**Problem to solve**
Locate the string "Transformation" in the listing below. Copy every line where it is found.

**Given records**
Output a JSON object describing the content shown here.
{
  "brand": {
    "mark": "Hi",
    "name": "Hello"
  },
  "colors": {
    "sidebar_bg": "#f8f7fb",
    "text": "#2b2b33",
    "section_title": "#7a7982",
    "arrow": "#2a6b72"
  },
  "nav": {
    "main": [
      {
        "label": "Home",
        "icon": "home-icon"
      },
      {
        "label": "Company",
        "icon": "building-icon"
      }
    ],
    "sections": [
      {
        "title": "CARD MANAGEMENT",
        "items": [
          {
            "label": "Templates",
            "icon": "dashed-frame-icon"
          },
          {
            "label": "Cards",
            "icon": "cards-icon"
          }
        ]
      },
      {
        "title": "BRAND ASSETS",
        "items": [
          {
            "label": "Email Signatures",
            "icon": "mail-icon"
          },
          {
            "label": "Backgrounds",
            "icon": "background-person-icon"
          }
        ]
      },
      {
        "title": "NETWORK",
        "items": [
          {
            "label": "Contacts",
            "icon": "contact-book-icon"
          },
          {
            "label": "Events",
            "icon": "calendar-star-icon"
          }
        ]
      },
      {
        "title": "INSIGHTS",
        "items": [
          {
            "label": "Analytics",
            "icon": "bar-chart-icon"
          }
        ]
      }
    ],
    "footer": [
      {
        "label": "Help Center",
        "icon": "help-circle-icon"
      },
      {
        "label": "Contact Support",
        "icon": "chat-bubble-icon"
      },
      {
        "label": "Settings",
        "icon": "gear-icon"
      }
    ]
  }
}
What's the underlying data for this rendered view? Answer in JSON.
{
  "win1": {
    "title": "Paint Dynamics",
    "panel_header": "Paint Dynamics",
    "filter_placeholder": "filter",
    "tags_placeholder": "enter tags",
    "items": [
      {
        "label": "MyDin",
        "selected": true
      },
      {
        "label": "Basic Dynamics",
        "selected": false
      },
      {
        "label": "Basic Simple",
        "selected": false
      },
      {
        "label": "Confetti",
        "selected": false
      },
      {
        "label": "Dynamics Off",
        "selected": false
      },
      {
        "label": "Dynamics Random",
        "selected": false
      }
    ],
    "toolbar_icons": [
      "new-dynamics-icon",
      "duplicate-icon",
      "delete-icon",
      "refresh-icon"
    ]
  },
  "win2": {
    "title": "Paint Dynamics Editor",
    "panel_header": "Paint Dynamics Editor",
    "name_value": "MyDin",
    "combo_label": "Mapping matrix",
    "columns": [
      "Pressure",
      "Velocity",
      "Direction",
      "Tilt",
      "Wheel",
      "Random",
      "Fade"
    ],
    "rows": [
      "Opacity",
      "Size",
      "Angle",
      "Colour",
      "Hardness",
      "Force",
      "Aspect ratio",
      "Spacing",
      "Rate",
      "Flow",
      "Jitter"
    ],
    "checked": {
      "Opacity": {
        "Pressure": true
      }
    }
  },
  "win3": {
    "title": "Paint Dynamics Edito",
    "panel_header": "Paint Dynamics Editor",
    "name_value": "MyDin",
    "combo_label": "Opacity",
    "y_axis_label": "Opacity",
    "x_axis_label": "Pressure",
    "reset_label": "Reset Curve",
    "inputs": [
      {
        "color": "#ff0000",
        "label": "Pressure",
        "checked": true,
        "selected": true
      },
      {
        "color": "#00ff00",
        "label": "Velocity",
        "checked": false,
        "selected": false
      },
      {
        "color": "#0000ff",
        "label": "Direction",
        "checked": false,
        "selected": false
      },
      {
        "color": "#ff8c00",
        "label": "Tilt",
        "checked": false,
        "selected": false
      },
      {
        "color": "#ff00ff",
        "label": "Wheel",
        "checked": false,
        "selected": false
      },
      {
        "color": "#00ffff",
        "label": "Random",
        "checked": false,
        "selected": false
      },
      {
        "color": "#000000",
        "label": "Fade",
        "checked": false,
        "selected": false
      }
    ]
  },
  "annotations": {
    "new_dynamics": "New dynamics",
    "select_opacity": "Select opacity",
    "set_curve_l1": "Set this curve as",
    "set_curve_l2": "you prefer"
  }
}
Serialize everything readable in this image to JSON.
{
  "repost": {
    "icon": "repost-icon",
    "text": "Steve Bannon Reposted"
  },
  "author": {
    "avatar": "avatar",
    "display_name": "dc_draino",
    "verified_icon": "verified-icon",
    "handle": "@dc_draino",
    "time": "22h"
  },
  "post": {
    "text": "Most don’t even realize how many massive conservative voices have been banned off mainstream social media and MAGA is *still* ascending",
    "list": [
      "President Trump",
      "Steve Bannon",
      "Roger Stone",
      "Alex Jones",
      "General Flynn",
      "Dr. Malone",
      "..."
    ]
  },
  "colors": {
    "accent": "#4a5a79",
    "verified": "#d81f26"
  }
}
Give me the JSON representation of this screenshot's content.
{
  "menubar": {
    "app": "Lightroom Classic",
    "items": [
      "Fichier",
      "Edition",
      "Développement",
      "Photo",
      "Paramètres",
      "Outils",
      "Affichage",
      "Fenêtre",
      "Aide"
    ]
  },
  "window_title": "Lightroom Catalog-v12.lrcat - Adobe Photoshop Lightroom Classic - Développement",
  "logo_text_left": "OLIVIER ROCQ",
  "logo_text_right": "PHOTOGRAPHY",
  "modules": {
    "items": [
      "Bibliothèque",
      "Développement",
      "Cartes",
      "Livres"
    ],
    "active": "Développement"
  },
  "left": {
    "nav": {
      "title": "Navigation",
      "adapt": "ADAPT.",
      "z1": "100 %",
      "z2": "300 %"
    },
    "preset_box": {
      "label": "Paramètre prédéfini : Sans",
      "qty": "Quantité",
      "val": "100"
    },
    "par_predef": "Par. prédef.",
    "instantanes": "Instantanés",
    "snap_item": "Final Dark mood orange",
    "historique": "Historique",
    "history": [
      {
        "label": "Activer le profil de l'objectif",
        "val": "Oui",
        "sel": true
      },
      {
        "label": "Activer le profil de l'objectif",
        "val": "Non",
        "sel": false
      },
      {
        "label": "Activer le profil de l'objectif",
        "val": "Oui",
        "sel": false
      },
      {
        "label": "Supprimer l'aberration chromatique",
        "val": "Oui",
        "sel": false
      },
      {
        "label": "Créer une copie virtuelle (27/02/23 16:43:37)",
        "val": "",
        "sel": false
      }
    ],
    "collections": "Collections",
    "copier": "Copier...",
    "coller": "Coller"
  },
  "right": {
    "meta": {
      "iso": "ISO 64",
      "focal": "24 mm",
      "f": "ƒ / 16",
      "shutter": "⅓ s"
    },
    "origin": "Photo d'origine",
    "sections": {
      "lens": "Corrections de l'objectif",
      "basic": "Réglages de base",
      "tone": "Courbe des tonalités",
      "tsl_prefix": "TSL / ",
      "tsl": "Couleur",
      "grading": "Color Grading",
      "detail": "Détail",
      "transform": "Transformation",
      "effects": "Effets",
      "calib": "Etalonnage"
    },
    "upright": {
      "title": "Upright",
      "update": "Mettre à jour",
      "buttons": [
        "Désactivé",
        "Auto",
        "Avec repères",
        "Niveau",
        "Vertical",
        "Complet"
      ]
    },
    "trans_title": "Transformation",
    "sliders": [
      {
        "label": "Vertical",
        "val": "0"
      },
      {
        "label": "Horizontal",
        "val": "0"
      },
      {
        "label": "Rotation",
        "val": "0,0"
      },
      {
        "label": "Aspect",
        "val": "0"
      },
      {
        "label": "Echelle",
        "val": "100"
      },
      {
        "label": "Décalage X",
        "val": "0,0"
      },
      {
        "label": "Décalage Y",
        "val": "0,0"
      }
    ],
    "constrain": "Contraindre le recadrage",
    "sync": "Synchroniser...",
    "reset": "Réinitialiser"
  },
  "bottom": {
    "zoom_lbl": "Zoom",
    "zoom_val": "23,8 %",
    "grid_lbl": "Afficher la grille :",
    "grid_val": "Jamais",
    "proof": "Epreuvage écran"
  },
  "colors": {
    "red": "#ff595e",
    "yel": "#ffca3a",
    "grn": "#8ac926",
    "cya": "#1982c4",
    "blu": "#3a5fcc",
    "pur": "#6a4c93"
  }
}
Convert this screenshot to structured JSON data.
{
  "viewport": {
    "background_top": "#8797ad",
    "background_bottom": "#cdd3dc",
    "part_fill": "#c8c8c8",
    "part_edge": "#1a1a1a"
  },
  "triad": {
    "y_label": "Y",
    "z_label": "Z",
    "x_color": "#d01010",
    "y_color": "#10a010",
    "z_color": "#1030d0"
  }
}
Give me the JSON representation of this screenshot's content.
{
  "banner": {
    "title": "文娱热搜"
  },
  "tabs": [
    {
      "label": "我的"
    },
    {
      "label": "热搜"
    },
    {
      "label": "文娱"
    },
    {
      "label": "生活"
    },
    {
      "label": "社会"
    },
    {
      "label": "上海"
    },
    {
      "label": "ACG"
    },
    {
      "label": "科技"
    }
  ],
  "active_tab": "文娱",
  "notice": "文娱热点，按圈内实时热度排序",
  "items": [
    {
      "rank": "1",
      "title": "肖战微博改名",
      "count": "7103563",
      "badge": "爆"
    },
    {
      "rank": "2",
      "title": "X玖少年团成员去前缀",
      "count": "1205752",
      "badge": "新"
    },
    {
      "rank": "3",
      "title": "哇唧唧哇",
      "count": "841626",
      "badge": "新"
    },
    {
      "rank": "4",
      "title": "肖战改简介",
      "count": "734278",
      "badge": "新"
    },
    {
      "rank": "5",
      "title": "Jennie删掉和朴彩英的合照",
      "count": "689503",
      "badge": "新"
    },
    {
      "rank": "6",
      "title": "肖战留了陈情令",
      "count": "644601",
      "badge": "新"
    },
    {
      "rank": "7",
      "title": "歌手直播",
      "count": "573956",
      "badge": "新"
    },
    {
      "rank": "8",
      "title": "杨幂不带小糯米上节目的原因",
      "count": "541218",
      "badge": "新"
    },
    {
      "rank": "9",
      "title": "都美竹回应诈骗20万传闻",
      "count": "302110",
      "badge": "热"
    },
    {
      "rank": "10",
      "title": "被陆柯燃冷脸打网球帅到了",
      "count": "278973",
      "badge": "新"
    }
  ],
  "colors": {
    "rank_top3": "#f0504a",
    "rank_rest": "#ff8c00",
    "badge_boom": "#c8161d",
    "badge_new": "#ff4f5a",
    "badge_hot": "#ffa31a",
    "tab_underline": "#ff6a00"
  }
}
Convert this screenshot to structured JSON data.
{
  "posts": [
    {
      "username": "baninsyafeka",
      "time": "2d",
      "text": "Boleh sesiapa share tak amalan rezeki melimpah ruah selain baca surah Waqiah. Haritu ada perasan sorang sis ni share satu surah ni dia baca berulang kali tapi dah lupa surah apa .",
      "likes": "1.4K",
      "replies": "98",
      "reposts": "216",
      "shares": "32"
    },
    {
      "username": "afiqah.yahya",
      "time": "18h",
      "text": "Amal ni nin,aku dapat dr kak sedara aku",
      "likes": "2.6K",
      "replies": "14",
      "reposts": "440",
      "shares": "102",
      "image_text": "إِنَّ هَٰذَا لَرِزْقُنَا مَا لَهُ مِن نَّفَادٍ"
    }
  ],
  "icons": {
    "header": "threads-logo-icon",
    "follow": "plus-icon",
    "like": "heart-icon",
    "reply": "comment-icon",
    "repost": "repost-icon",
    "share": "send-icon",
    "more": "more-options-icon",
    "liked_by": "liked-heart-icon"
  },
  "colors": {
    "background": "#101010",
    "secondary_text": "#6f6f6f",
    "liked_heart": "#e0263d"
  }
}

**Result of this task**
      "transform": "Transformation",
    "trans_title": "Transformation",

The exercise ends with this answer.